_Given exercise_:
Copy out each line of the data that holds the word "icon".

_Material to process_:
⁂

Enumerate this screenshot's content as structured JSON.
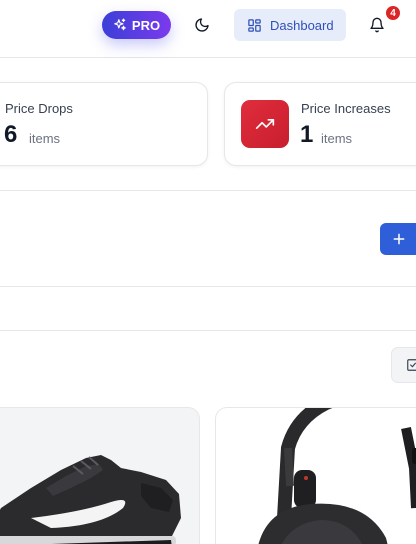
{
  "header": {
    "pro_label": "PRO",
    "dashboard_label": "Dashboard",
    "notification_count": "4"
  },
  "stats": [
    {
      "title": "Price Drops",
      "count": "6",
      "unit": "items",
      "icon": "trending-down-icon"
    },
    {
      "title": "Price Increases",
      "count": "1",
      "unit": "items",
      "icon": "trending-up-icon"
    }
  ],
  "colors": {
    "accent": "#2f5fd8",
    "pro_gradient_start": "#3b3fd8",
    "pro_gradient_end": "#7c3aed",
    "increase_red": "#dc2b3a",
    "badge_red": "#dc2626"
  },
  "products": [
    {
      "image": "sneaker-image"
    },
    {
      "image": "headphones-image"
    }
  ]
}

⁂

_Response_:
      "icon": "trending-down-icon"
      "icon": "trending-up-icon"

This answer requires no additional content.